> [Given request] Where does the string "JSON" appear in the records? Copy every line that contains it.

> [Extracted records]
+++++

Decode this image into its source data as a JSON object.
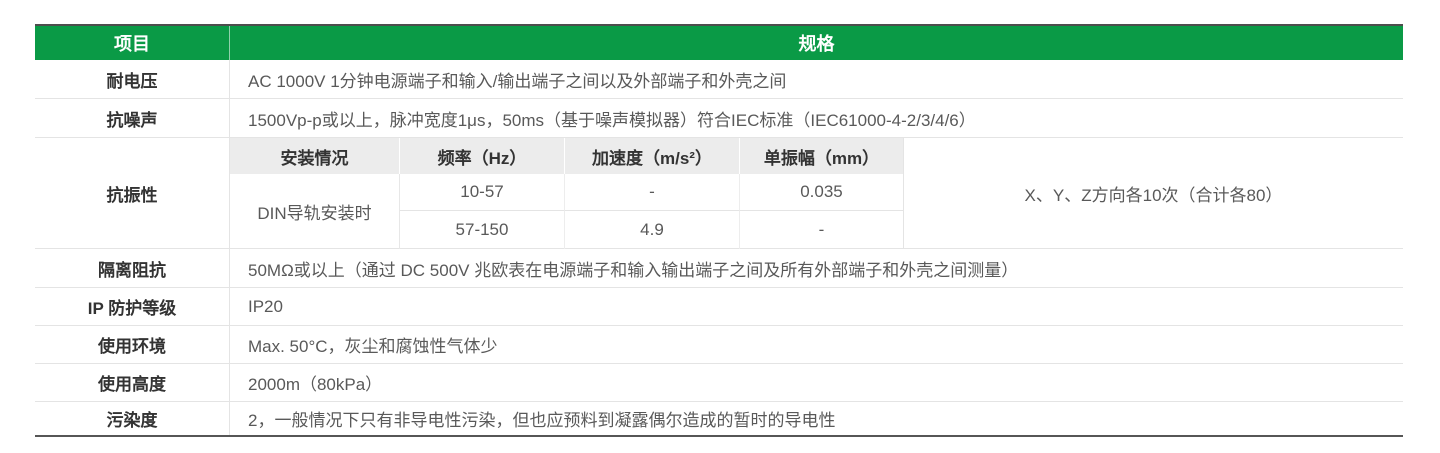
{
  "colors": {
    "header_green": "#0a9a46",
    "top_rule": "#4d4d4d",
    "bottom_rule": "#565656",
    "row_divider": "#e4e4e4",
    "nested_header_bg": "#ececec",
    "label_text": "#333333",
    "value_text": "#595959",
    "header_text": "#ffffff"
  },
  "table": {
    "header": {
      "item": "项目",
      "spec": "规格"
    },
    "rows": [
      {
        "label": "耐电压",
        "value": "AC 1000V 1分钟电源端子和输入/输出端子之间以及外部端子和外壳之间"
      },
      {
        "label": "抗噪声",
        "value": "1500Vp-p或以上，脉冲宽度1μs，50ms（基于噪声模拟器）符合IEC标准（IEC61000-4-2/3/4/6）"
      },
      {
        "label": "抗振性"
      },
      {
        "label": "隔离阻抗",
        "value": "50MΩ或以上（通过 DC 500V 兆欧表在电源端子和输入输出端子之间及所有外部端子和外壳之间测量）"
      },
      {
        "label": "IP 防护等级",
        "value": "IP20"
      },
      {
        "label": "使用环境",
        "value": "Max. 50°C，灰尘和腐蚀性气体少"
      },
      {
        "label": "使用高度",
        "value": "2000m（80kPa）"
      },
      {
        "label": "污染度",
        "value": "2，一般情况下只有非导电性污染，但也应预料到凝露偶尔造成的暂时的导电性"
      }
    ],
    "vibration": {
      "headers": [
        "安装情况",
        "频率（Hz）",
        "加速度（m/s²）",
        "单振幅（mm）"
      ],
      "mount": "DIN导轨安装时",
      "rows": [
        {
          "frequency": "10-57",
          "acceleration": "-",
          "amplitude": "0.035"
        },
        {
          "frequency": "57-150",
          "acceleration": "4.9",
          "amplitude": "-"
        }
      ],
      "note": "X、Y、Z方向各10次（合计各80）"
    }
  }
}
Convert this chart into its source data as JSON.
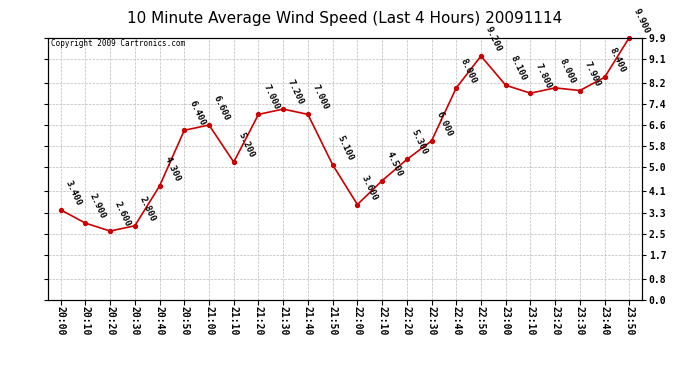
{
  "title": "10 Minute Average Wind Speed (Last 4 Hours) 20091114",
  "copyright": "Copyright 2009 Cartronics.com",
  "times": [
    "20:00",
    "20:10",
    "20:20",
    "20:30",
    "20:40",
    "20:50",
    "21:00",
    "21:10",
    "21:20",
    "21:30",
    "21:40",
    "21:50",
    "22:00",
    "22:10",
    "22:20",
    "22:30",
    "22:40",
    "22:50",
    "23:00",
    "23:10",
    "23:20",
    "23:30",
    "23:40",
    "23:50"
  ],
  "values": [
    3.4,
    2.9,
    2.6,
    2.8,
    4.3,
    6.4,
    6.6,
    5.2,
    7.0,
    7.2,
    7.0,
    5.1,
    3.6,
    4.5,
    5.3,
    6.0,
    8.0,
    9.2,
    8.1,
    7.8,
    8.0,
    7.9,
    8.4,
    9.9
  ],
  "labels": [
    "3.400",
    "2.900",
    "2.600",
    "2.800",
    "4.300",
    "6.400",
    "6.600",
    "5.200",
    "7.000",
    "7.200",
    "7.000",
    "5.100",
    "3.600",
    "4.500",
    "5.300",
    "6.000",
    "8.000",
    "9.200",
    "8.100",
    "7.800",
    "8.000",
    "7.900",
    "8.400",
    "9.900"
  ],
  "yticks": [
    0.0,
    0.8,
    1.7,
    2.5,
    3.3,
    4.1,
    5.0,
    5.8,
    6.6,
    7.4,
    8.2,
    9.1,
    9.9
  ],
  "ymin": 0.0,
  "ymax": 9.9,
  "line_color": "#cc0000",
  "marker_color": "#cc0000",
  "bg_color": "#ffffff",
  "grid_color": "#bbbbbb",
  "title_fontsize": 11,
  "label_fontsize": 6.5,
  "axis_fontsize": 7.0
}
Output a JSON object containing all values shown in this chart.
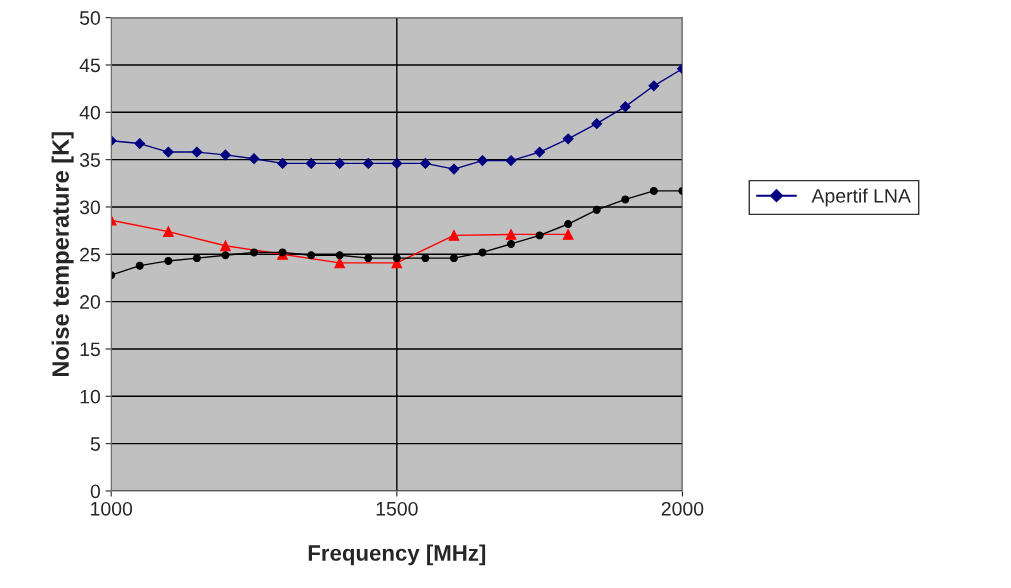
{
  "chart_data": {
    "type": "line",
    "xlabel": "Frequency [MHz]",
    "ylabel": "Noise temperature [K]",
    "xlim": [
      1000,
      2000
    ],
    "xticks": [
      1000,
      1500,
      2000
    ],
    "ylim": [
      0,
      50
    ],
    "yticks": [
      0,
      5,
      10,
      15,
      20,
      25,
      30,
      35,
      40,
      45,
      50
    ],
    "grid": true,
    "legend": "right",
    "series": [
      {
        "name": "Apertif LNA",
        "color": "#000080",
        "marker": "diamond",
        "x": [
          1000,
          1050,
          1100,
          1150,
          1200,
          1250,
          1300,
          1350,
          1400,
          1450,
          1500,
          1550,
          1600,
          1650,
          1700,
          1750,
          1800,
          1850,
          1900,
          1950,
          2000
        ],
        "values": [
          37.0,
          36.7,
          35.8,
          35.8,
          35.5,
          35.1,
          34.6,
          34.6,
          34.6,
          34.6,
          34.6,
          34.6,
          34.0,
          34.9,
          34.9,
          35.8,
          37.2,
          38.8,
          40.6,
          42.8,
          44.6
        ]
      },
      {
        "color": "#ff0000",
        "marker": "triangle",
        "x": [
          1000,
          1100,
          1200,
          1300,
          1400,
          1500,
          1600,
          1700,
          1800
        ],
        "values": [
          28.6,
          27.4,
          25.9,
          25.0,
          24.1,
          24.1,
          27.0,
          27.1,
          27.1
        ]
      },
      {
        "color": "#000000",
        "marker": "circle",
        "x": [
          1000,
          1050,
          1100,
          1150,
          1200,
          1250,
          1300,
          1350,
          1400,
          1450,
          1500,
          1550,
          1600,
          1650,
          1700,
          1750,
          1800,
          1850,
          1900,
          1950,
          2000
        ],
        "values": [
          22.8,
          23.8,
          24.3,
          24.6,
          24.9,
          25.2,
          25.2,
          24.9,
          24.9,
          24.6,
          24.6,
          24.6,
          24.6,
          25.2,
          26.1,
          27.0,
          28.2,
          29.7,
          30.8,
          31.7,
          31.7
        ]
      }
    ]
  }
}
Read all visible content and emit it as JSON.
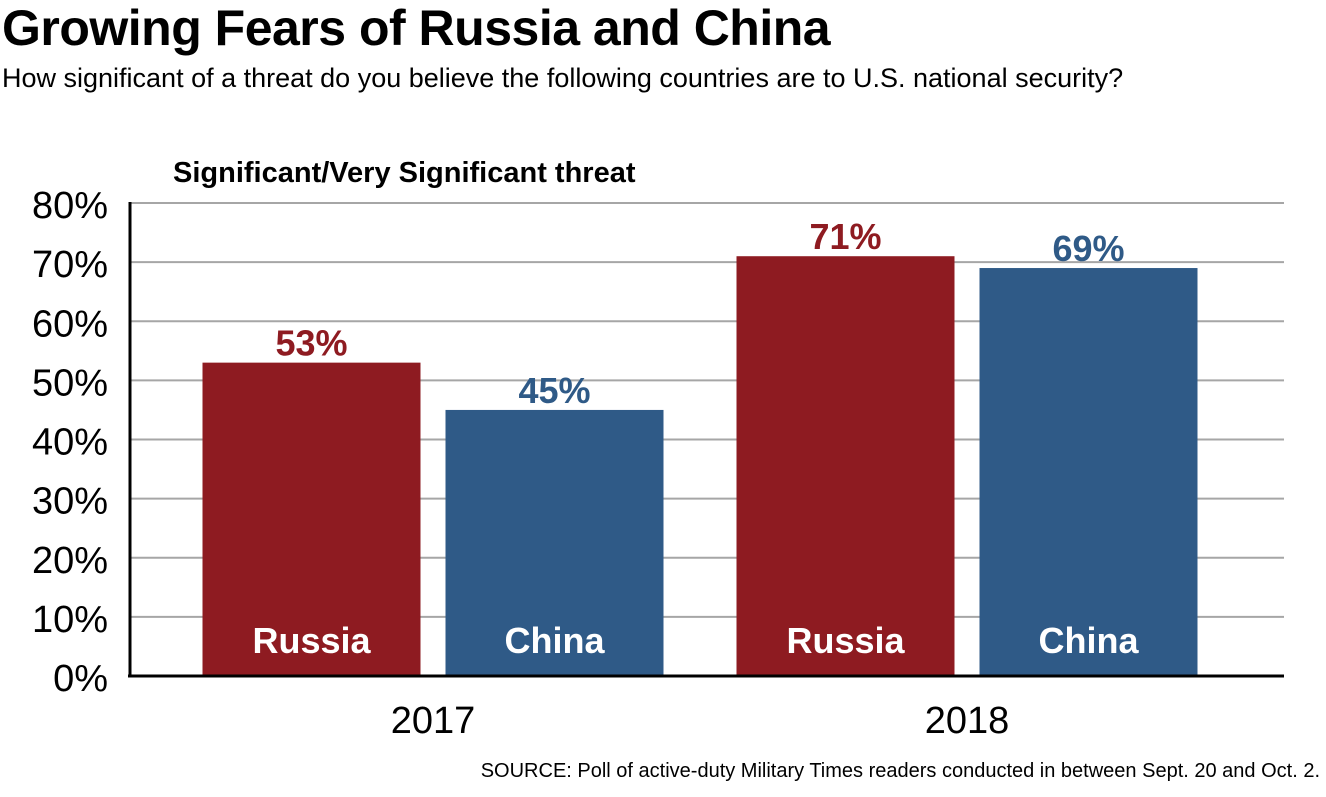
{
  "chart_data": {
    "type": "bar",
    "title": "Growing Fears of Russia and China",
    "subtitle": "How significant of a threat do you believe the following countries are to U.S. national security?",
    "ylabel": "Significant/Very Significant threat",
    "categories": [
      "2017",
      "2018"
    ],
    "series": [
      {
        "name": "Russia",
        "values": [
          53,
          71
        ],
        "color": "#8e1b21"
      },
      {
        "name": "China",
        "values": [
          45,
          69
        ],
        "color": "#2f5a87"
      }
    ],
    "data_labels": [
      [
        "53%",
        "71%"
      ],
      [
        "45%",
        "69%"
      ]
    ],
    "ylim": [
      0,
      80
    ],
    "yticks": [
      0,
      10,
      20,
      30,
      40,
      50,
      60,
      70,
      80
    ],
    "ytick_labels": [
      "0%",
      "10%",
      "20%",
      "30%",
      "40%",
      "50%",
      "60%",
      "70%",
      "80%"
    ],
    "grid": true,
    "legend": "labels inside bars",
    "source": "SOURCE: Poll of active-duty Military Times readers conducted in between Sept. 20 and Oct. 2."
  }
}
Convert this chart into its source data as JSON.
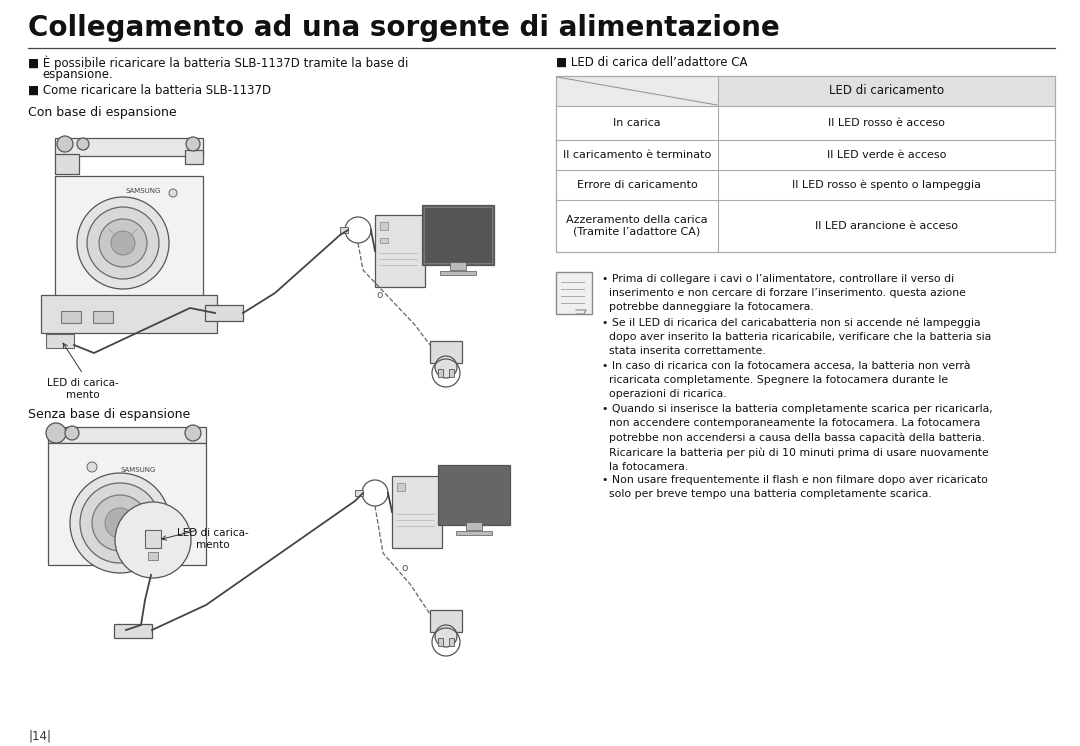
{
  "title": "Collegamento ad una sorgente di alimentazione",
  "bg_color": "#ffffff",
  "bullet1_line1": "■ È possibile ricaricare la batteria SLB-1137D tramite la base di",
  "bullet1_line2": "   espansione.",
  "bullet2": "■ Come ricaricare la batteria SLB-1137D",
  "section1_title": "Con base di espansione",
  "section2_title": "Senza base di espansione",
  "led_label_top": "■ LED di carica dell’adattore CA",
  "table_header_right": "LED di caricamento",
  "table_rows": [
    [
      "In carica",
      "Il LED rosso è acceso"
    ],
    [
      "Il caricamento è terminato",
      "Il LED verde è acceso"
    ],
    [
      "Errore di caricamento",
      "Il LED rosso è spento o lampeggia"
    ],
    [
      "Azzeramento della carica\n(Tramite l’adattore CA)",
      "Il LED arancione è acceso"
    ]
  ],
  "led_label1": "LED di carica-\nmento",
  "led_label2": "LED di carica-\nmento",
  "note_bullets": [
    "• Prima di collegare i cavi o l’alimentatore, controllare il verso di\n  inserimento e non cercare di forzare l’inserimento. questa azione\n  potrebbe danneggiare la fotocamera.",
    "• Se il LED di ricarica del caricabatteria non si accende né lampeggia\n  dopo aver inserito la batteria ricaricabile, verificare che la batteria sia\n  stata inserita correttamente.",
    "• In caso di ricarica con la fotocamera accesa, la batteria non verrà\n  ricaricata completamente. Spegnere la fotocamera durante le\n  operazioni di ricarica.",
    "• Quando si inserisce la batteria completamente scarica per ricaricarla,\n  non accendere contemporaneamente la fotocamera. La fotocamera\n  potrebbe non accendersi a causa della bassa capacità della batteria.\n  Ricaricare la batteria per più di 10 minuti prima di usare nuovamente\n  la fotocamera.",
    "• Non usare frequentemente il flash e non filmare dopo aver ricaricato\n  solo per breve tempo una batteria completamente scarica."
  ],
  "page_num": "14"
}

+++++

> [Solution to the problem]
Decode this image into its source data as a JSON object.
Convert this chart into its source data as JSON.
Output a JSON object containing all values shown in this chart.
Read all visible content and emit it as JSON.
Convert this chart into its source data as JSON.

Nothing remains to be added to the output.